Set problem: Where a line in the listing below contains the word "responded", copy that line.

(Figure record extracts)
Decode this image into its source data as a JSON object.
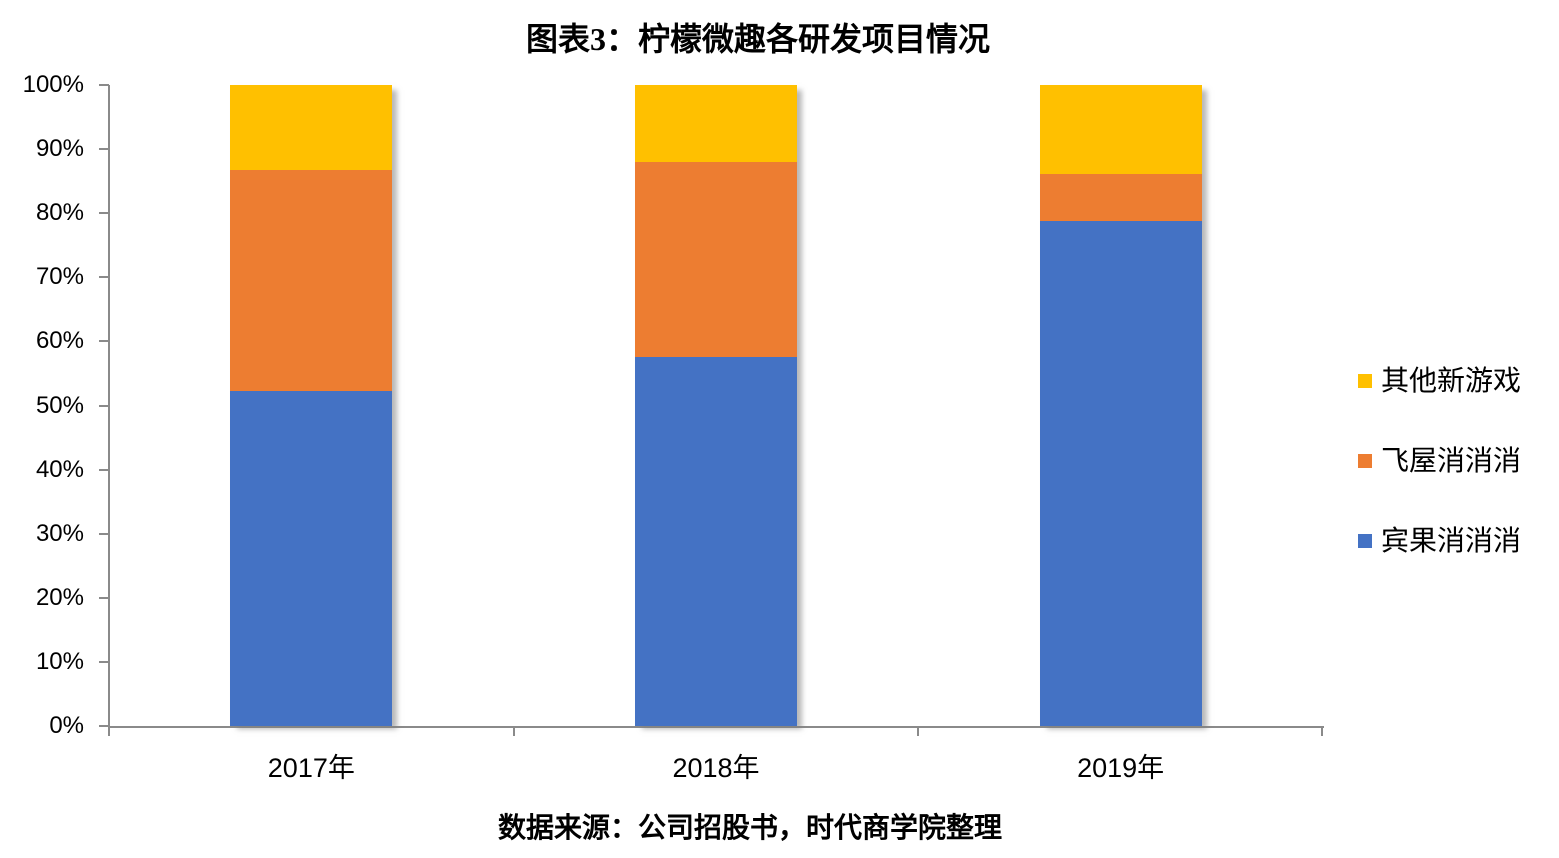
{
  "chart_data": {
    "type": "bar",
    "subtype": "stacked-100-percent",
    "title": "图表3：柠檬微趣各研发项目情况",
    "source": "数据来源：公司招股书，时代商学院整理",
    "categories": [
      "2017年",
      "2018年",
      "2019年"
    ],
    "series": [
      {
        "name": "宾果消消消",
        "color": "#4472C4",
        "values": [
          52.2,
          57.6,
          78.8
        ]
      },
      {
        "name": "飞屋消消消",
        "color": "#ED7D31",
        "values": [
          34.5,
          30.4,
          7.4
        ]
      },
      {
        "name": "其他新游戏",
        "color": "#FFC000",
        "values": [
          13.3,
          12.0,
          13.8
        ]
      }
    ],
    "y_axis": {
      "ticks": [
        "0%",
        "10%",
        "20%",
        "30%",
        "40%",
        "50%",
        "60%",
        "70%",
        "80%",
        "90%",
        "100%"
      ],
      "min": 0,
      "max": 100,
      "unit": "%"
    },
    "legend": {
      "position": "right",
      "items_top_to_bottom": [
        "其他新游戏",
        "飞屋消消消",
        "宾果消消消"
      ]
    },
    "axis_color": "#8A8A8A",
    "grid": false,
    "gap_note": "bars ~162px wide, plot 100%=top"
  }
}
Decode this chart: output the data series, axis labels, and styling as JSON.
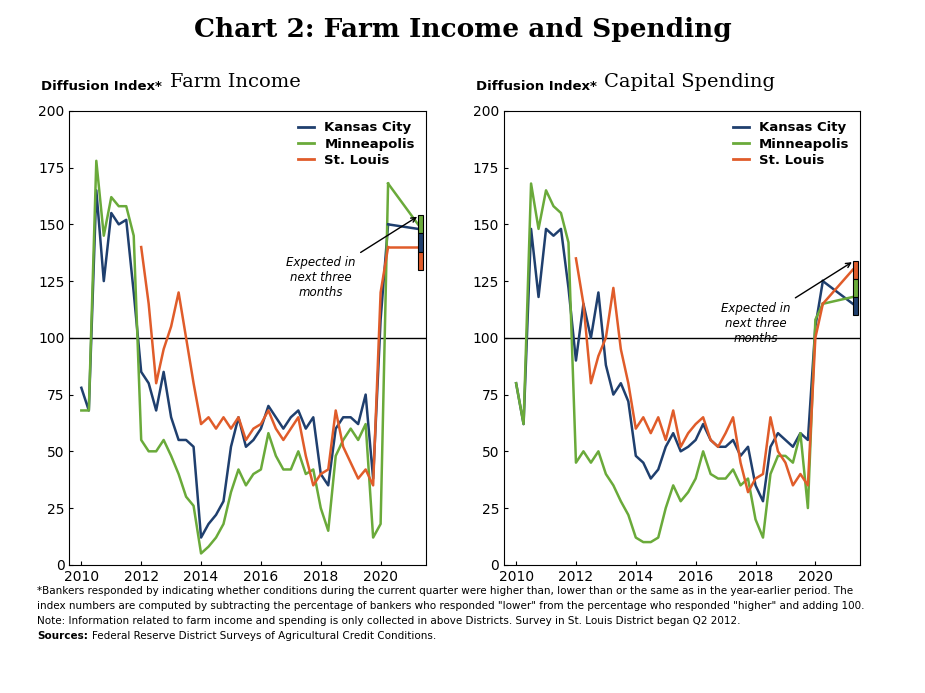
{
  "title": "Chart 2: Farm Income and Spending",
  "subtitle_left": "Farm Income",
  "subtitle_right": "Capital Spending",
  "ylabel": "Diffusion Index*",
  "colors": {
    "kansas_city": "#1f3f6e",
    "minneapolis": "#6aaa3a",
    "st_louis": "#e05c2a"
  },
  "annotation_text": "Expected in\nnext three\nmonths",
  "farm_income": {
    "kansas_city": [
      78,
      68,
      165,
      125,
      155,
      150,
      152,
      120,
      85,
      80,
      68,
      85,
      65,
      55,
      55,
      52,
      12,
      18,
      22,
      28,
      52,
      65,
      52,
      55,
      60,
      70,
      65,
      60,
      65,
      68,
      60,
      65,
      40,
      35,
      60,
      65,
      65,
      62,
      75,
      38,
      108,
      150
    ],
    "minneapolis": [
      68,
      68,
      178,
      145,
      162,
      158,
      158,
      145,
      55,
      50,
      50,
      55,
      48,
      40,
      30,
      26,
      5,
      8,
      12,
      18,
      32,
      42,
      35,
      40,
      42,
      58,
      48,
      42,
      42,
      50,
      40,
      42,
      25,
      15,
      48,
      55,
      60,
      55,
      62,
      12,
      18,
      168
    ],
    "st_louis": [
      null,
      null,
      null,
      null,
      null,
      null,
      null,
      null,
      140,
      115,
      80,
      95,
      105,
      120,
      100,
      80,
      62,
      65,
      60,
      65,
      60,
      65,
      55,
      60,
      62,
      68,
      60,
      55,
      60,
      65,
      48,
      35,
      40,
      42,
      68,
      52,
      45,
      38,
      42,
      35,
      120,
      140
    ],
    "kansas_city_exp": 148,
    "minneapolis_exp": 150,
    "st_louis_exp": 140
  },
  "capital_spending": {
    "kansas_city": [
      80,
      62,
      148,
      118,
      148,
      145,
      148,
      122,
      90,
      115,
      100,
      120,
      88,
      75,
      80,
      72,
      48,
      45,
      38,
      42,
      52,
      58,
      50,
      52,
      55,
      62,
      55,
      52,
      52,
      55,
      48,
      52,
      35,
      28,
      52,
      58,
      55,
      52,
      58,
      55,
      105,
      125
    ],
    "minneapolis": [
      80,
      62,
      168,
      148,
      165,
      158,
      155,
      142,
      45,
      50,
      45,
      50,
      40,
      35,
      28,
      22,
      12,
      10,
      10,
      12,
      25,
      35,
      28,
      32,
      38,
      50,
      40,
      38,
      38,
      42,
      35,
      38,
      20,
      12,
      40,
      48,
      48,
      45,
      58,
      25,
      108,
      115
    ],
    "st_louis": [
      null,
      null,
      null,
      null,
      null,
      null,
      null,
      null,
      135,
      115,
      80,
      92,
      100,
      122,
      95,
      80,
      60,
      65,
      58,
      65,
      55,
      68,
      52,
      58,
      62,
      65,
      55,
      52,
      58,
      65,
      45,
      32,
      38,
      40,
      65,
      50,
      45,
      35,
      40,
      35,
      100,
      115
    ],
    "kansas_city_exp": 115,
    "minneapolis_exp": 118,
    "st_louis_exp": 130
  },
  "ylim": [
    0,
    200
  ],
  "yticks": [
    0,
    25,
    50,
    75,
    100,
    125,
    150,
    175,
    200
  ],
  "xtick_locs": [
    2010,
    2012,
    2014,
    2016,
    2018,
    2020
  ],
  "footnote1": "*Bankers responded by indicating whether conditions during the current quarter were higher than, lower than or the same as in the year-earlier period. The",
  "footnote2": "index numbers are computed by subtracting the percentage of bankers who responded \"lower\" from the percentage who responded \"higher\" and adding 100.",
  "footnote3": "Note: Information related to farm income and spending is only collected in above Districts. Survey in St. Louis District began Q2 2012.",
  "footnote4": "Federal Reserve District Surveys of Agricultural Credit Conditions."
}
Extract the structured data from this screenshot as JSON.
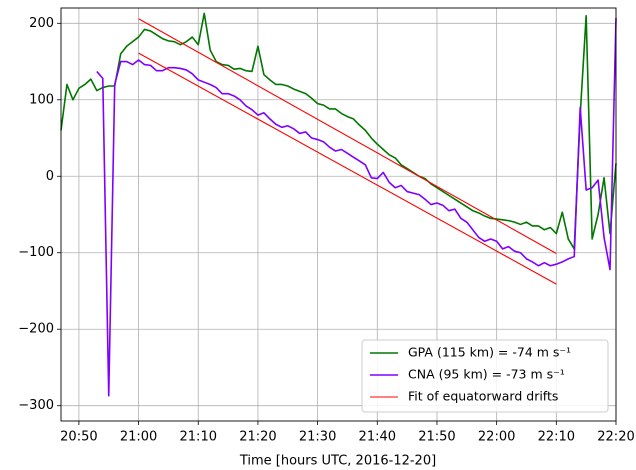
{
  "chart_data": {
    "type": "line",
    "xlabel": "Time [hours UTC, 2016-12-20]",
    "x": [
      "20:47",
      "20:48",
      "20:49",
      "20:50",
      "20:51",
      "20:52",
      "20:53",
      "20:54",
      "20:55",
      "20:56",
      "20:57",
      "20:58",
      "20:59",
      "21:00",
      "21:01",
      "21:02",
      "21:03",
      "21:04",
      "21:05",
      "21:06",
      "21:07",
      "21:08",
      "21:09",
      "21:10",
      "21:11",
      "21:12",
      "21:13",
      "21:14",
      "21:15",
      "21:16",
      "21:17",
      "21:18",
      "21:19",
      "21:20",
      "21:21",
      "21:22",
      "21:23",
      "21:24",
      "21:25",
      "21:26",
      "21:27",
      "21:28",
      "21:29",
      "21:30",
      "21:31",
      "21:32",
      "21:33",
      "21:34",
      "21:35",
      "21:36",
      "21:37",
      "21:38",
      "21:39",
      "21:40",
      "21:41",
      "21:42",
      "21:43",
      "21:44",
      "21:45",
      "21:46",
      "21:47",
      "21:48",
      "21:49",
      "21:50",
      "21:51",
      "21:52",
      "21:53",
      "21:54",
      "21:55",
      "21:56",
      "21:57",
      "21:58",
      "21:59",
      "22:00",
      "22:01",
      "22:02",
      "22:03",
      "22:04",
      "22:05",
      "22:06",
      "22:07",
      "22:08",
      "22:09",
      "22:10",
      "22:11",
      "22:12",
      "22:13",
      "22:14",
      "22:15",
      "22:16",
      "22:17",
      "22:18",
      "22:19",
      "22:20"
    ],
    "series": [
      {
        "name": "GPA (115 km) = -74 m s⁻¹",
        "color": "#007800",
        "values": [
          60,
          120,
          100,
          115,
          120,
          127,
          112,
          116,
          118,
          118,
          160,
          170,
          176,
          182,
          192,
          190,
          185,
          180,
          177,
          176,
          172,
          176,
          182,
          172,
          213,
          165,
          150,
          146,
          145,
          140,
          141,
          138,
          137,
          170,
          133,
          126,
          120,
          120,
          118,
          114,
          111,
          108,
          102,
          95,
          93,
          88,
          88,
          82,
          78,
          75,
          67,
          60,
          50,
          42,
          35,
          28,
          24,
          15,
          10,
          5,
          0,
          -3,
          -10,
          -15,
          -20,
          -25,
          -30,
          -35,
          -40,
          -45,
          -48,
          -52,
          -55,
          -56,
          -57,
          -58,
          -60,
          -63,
          -60,
          -65,
          -65,
          -70,
          -67,
          -75,
          -47,
          -82,
          -95,
          80,
          210,
          -82,
          -50,
          -2,
          -75,
          17
        ]
      },
      {
        "name": "CNA (95 km) = -73 m s⁻¹",
        "color": "#7f00ff",
        "values": [
          null,
          null,
          null,
          null,
          null,
          null,
          137,
          128,
          -287,
          120,
          150,
          150,
          146,
          152,
          146,
          145,
          138,
          138,
          142,
          142,
          141,
          139,
          134,
          126,
          123,
          120,
          116,
          108,
          108,
          105,
          100,
          92,
          87,
          80,
          83,
          75,
          68,
          64,
          66,
          62,
          56,
          58,
          50,
          48,
          45,
          38,
          33,
          35,
          30,
          25,
          20,
          15,
          -2,
          -3,
          5,
          -8,
          -15,
          -12,
          -20,
          -22,
          -24,
          -30,
          -37,
          -35,
          -38,
          -45,
          -43,
          -55,
          -60,
          -70,
          -80,
          -85,
          -82,
          -85,
          -95,
          -92,
          -98,
          -100,
          -108,
          -112,
          -117,
          -113,
          -117,
          -115,
          -112,
          -108,
          -105,
          90,
          -18,
          -15,
          -5,
          -80,
          -122,
          207
        ]
      }
    ],
    "fit": {
      "name": "Fit of equatorward drifts",
      "color": "#ff0000",
      "lines": [
        {
          "x": [
            "21:00",
            "22:10"
          ],
          "values": [
            206,
            -101
          ]
        },
        {
          "x": [
            "21:00",
            "22:10"
          ],
          "values": [
            161,
            -141
          ]
        }
      ]
    },
    "xlim": [
      "20:47",
      "22:20"
    ],
    "xticks": [
      "20:50",
      "21:00",
      "21:10",
      "21:20",
      "21:30",
      "21:40",
      "21:50",
      "22:00",
      "22:10",
      "22:20"
    ],
    "ylim": [
      -320,
      220
    ],
    "yticks": [
      {
        "value": -300,
        "label": "−300"
      },
      {
        "value": -200,
        "label": "−200"
      },
      {
        "value": -100,
        "label": "−100"
      },
      0,
      100,
      200
    ],
    "grid": true,
    "legend": "lower right"
  }
}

Answer to this problem:
  "footnote1": "*Bankers responded by indicating whether conditions during the current quarter were higher than, lower than or the same as in the year-earlier period. The",
  "footnote2": "index numbers are computed by subtracting the percentage of bankers who responded \"lower\" from the percentage who responded \"higher\" and adding 100.",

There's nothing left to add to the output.